▶ STATED GOAL:
Retype each line of the material exactly, please, skipping any picture in it.

▶ RECORDS PROVIDED:
┄┄┄┄┄┄┄┄┄┄┄┄┄┄┄┄┄┄┄┄

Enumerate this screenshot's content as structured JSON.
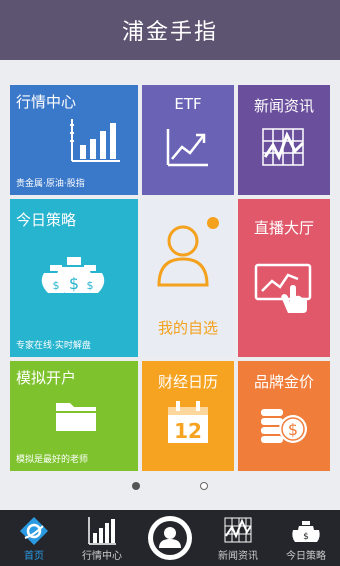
{
  "header": {
    "title": "浦金手指"
  },
  "tiles": {
    "market": {
      "title": "行情中心",
      "sub": "贵金属·原油·股指",
      "icon": "bar-chart-icon"
    },
    "etf": {
      "title": "ETF",
      "icon": "trend-line-icon"
    },
    "news": {
      "title": "新闻资讯",
      "icon": "news-chart-icon"
    },
    "strategy": {
      "title": "今日策略",
      "sub": "专家在线·实时解盘",
      "icon": "money-bags-icon"
    },
    "favorites": {
      "title": "我的自选",
      "icon": "user-icon"
    },
    "live": {
      "title": "直播大厅",
      "icon": "touch-screen-icon"
    },
    "simulate": {
      "title": "模拟开户",
      "sub": "模拟是最好的老师",
      "icon": "folder-icon"
    },
    "calendar": {
      "title": "财经日历",
      "day": "12",
      "icon": "calendar-icon"
    },
    "gold": {
      "title": "品牌金价",
      "icon": "coins-icon"
    }
  },
  "pager": {
    "active_index": 0,
    "count": 2
  },
  "tabbar": {
    "items": [
      {
        "label": "首页",
        "icon": "home-icon",
        "active": true
      },
      {
        "label": "行情中心",
        "icon": "bar-chart-icon"
      },
      {
        "label": "",
        "icon": "profile-icon"
      },
      {
        "label": "新闻资讯",
        "icon": "news-chart-icon"
      },
      {
        "label": "今日策略",
        "icon": "money-bags-icon"
      }
    ]
  },
  "colors": {
    "header": "#5c5470",
    "market": "#3a78c9",
    "etf": "#6a63b5",
    "news": "#6a4f9c",
    "strategy": "#27b4cf",
    "favorites_accent": "#f4a11d",
    "live": "#e1586b",
    "simulate": "#7ec32d",
    "calendar": "#f6a321",
    "gold": "#f07d3a",
    "tab_active": "#2a9be3"
  }
}
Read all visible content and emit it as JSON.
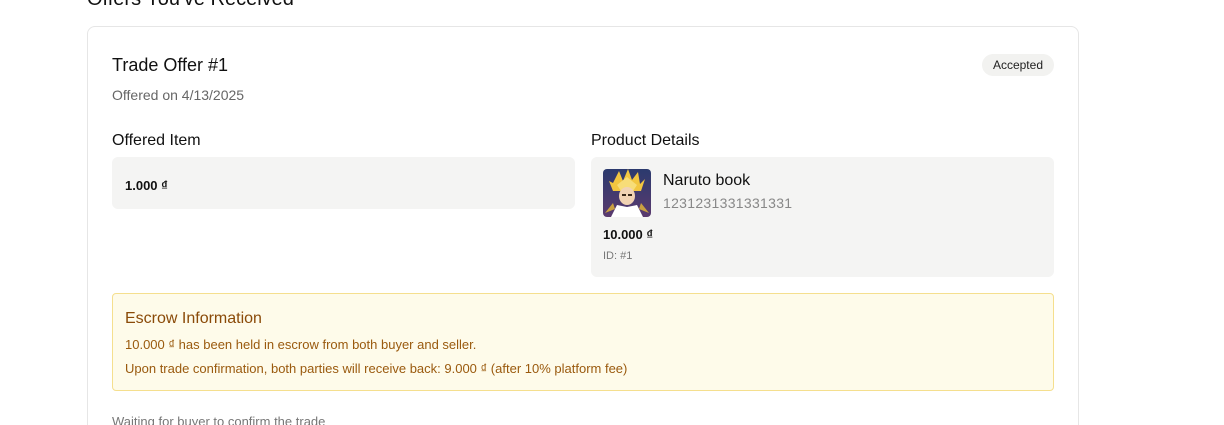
{
  "section": {
    "heading": "Offers You've Received"
  },
  "offer": {
    "title": "Trade Offer #1",
    "date_text": "Offered on 4/13/2025",
    "status": "Accepted",
    "offered_item": {
      "label": "Offered Item",
      "price": "1.000 ₫"
    },
    "product": {
      "label": "Product Details",
      "name": "Naruto book",
      "description": "1231231331331331",
      "price": "10.000 ₫",
      "id_text": "ID: #1",
      "image": "anime-character-thumbnail"
    },
    "escrow": {
      "title": "Escrow Information",
      "line1": "10.000 ₫ has been held in escrow from both buyer and seller.",
      "line2": "Upon trade confirmation, both parties will receive back: 9.000 ₫ (after 10% platform fee)"
    },
    "waiting_text": "Waiting for buyer to confirm the trade"
  },
  "colors": {
    "escrow_bg": "#fefbea",
    "escrow_border": "#f5df8e",
    "escrow_text": "#9a5a0e",
    "box_bg": "#f4f4f3"
  }
}
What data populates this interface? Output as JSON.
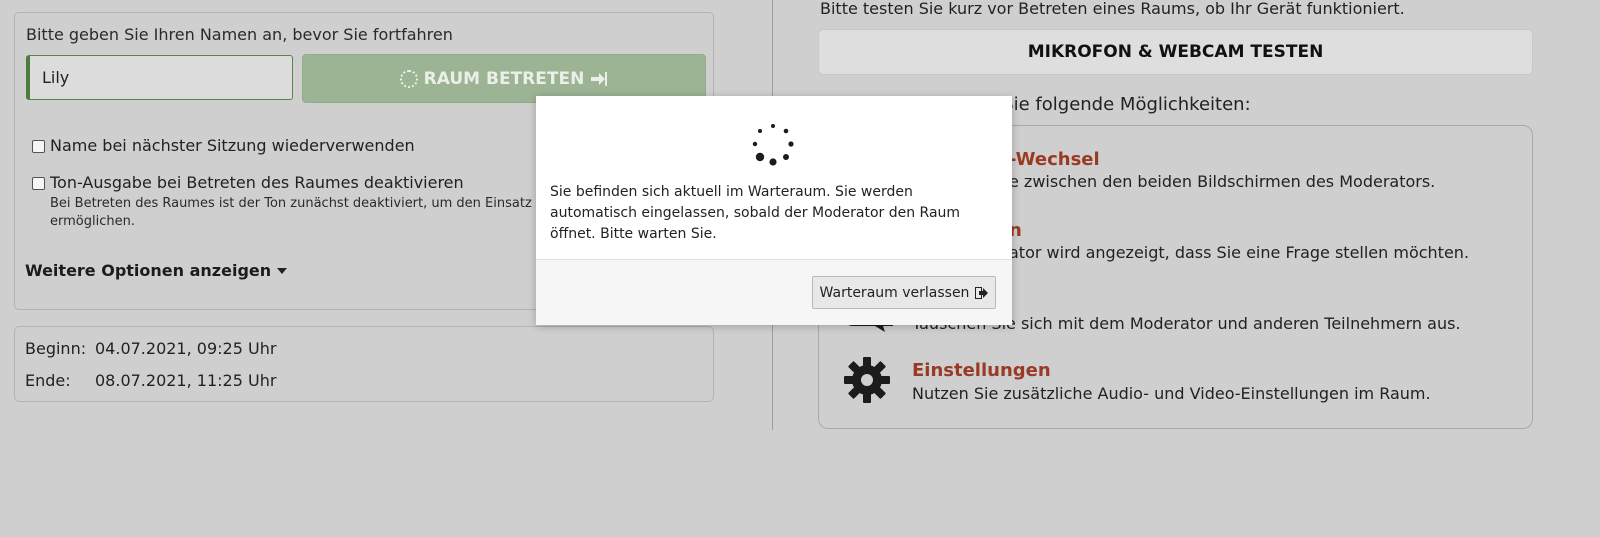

┄┄┄┄┄┄┄┄┄┄┄┄┄┄┄┄┄┄┄┄

▶ FINISHED TASK:
Enumerate this screenshot's content as structured JSON.
{
  "header": {
    "title": "浦金手指"
  },
  "tiles": {
    "market": {
      "title": "行情中心",
      "sub": "贵金属·原油·股指",
      "icon": "bar-chart-icon"
    },
    "etf": {
      "title": "ETF",
      "icon": "trend-line-icon"
    },
    "news": {
      "title": "新闻资讯",
      "icon": "news-chart-icon"
    },
    "strategy": {
      "title": "今日策略",
      "sub": "专家在线·实时解盘",
      "icon": "money-bags-icon"
    },
    "favorites": {
      "title": "我的自选",
      "icon": "user-icon"
    },
    "live": {
      "title": "直播大厅",
      "icon": "touch-screen-icon"
    },
    "simulate": {
      "title": "模拟开户",
      "sub": "模拟是最好的老师",
      "icon": "folder-icon"
    },
    "calendar": {
      "title": "财经日历",
      "day": "12",
      "icon": "calendar-icon"
    },
    "gold": {
      "title": "品牌金价",
      "icon": "coins-icon"
    }
  },
  "pager": {
    "active_index": 0,
    "count": 2
  },
  "tabbar": {
    "items": [
      {
        "label": "首页",
        "icon": "home-icon",
        "active": true
      },
      {
        "label": "行情中心",
        "icon": "bar-chart-icon"
      },
      {
        "label": "",
        "icon": "profile-icon"
      },
      {
        "label": "新闻资讯",
        "icon": "news-chart-icon"
      },
      {
        "label": "今日策略",
        "icon": "money-bags-icon"
      }
    ]
  },
  "colors": {
    "header": "#5c5470",
    "market": "#3a78c9",
    "etf": "#6a63b5",
    "news": "#6a4f9c",
    "strategy": "#27b4cf",
    "favorites_accent": "#f4a11d",
    "live": "#e1586b",
    "simulate": "#7ec32d",
    "calendar": "#f6a321",
    "gold": "#f07d3a",
    "tab_active": "#2a9be3"
  }
}
Read all visible content and emit it as JSON.
{
  "section": {
    "heading": "Offers You've Received"
  },
  "offer": {
    "title": "Trade Offer #1",
    "date_text": "Offered on 4/13/2025",
    "status": "Accepted",
    "offered_item": {
      "label": "Offered Item",
      "price": "1.000 ₫"
    },
    "product": {
      "label": "Product Details",
      "name": "Naruto book",
      "description": "1231231331331331",
      "price": "10.000 ₫",
      "id_text": "ID: #1",
      "image": "anime-character-thumbnail"
    },
    "escrow": {
      "title": "Escrow Information",
      "line1": "10.000 ₫ has been held in escrow from both buyer and seller.",
      "line2": "Upon trade confirmation, both parties will receive back: 9.000 ₫ (after 10% platform fee)"
    },
    "waiting_text": "Waiting for buyer to confirm the trade"
  },
  "colors": {
    "escrow_bg": "#fefbea",
    "escrow_border": "#f5df8e",
    "escrow_text": "#9a5a0e",
    "box_bg": "#f4f4f3"
  }
}
What data populates this interface? Output as JSON.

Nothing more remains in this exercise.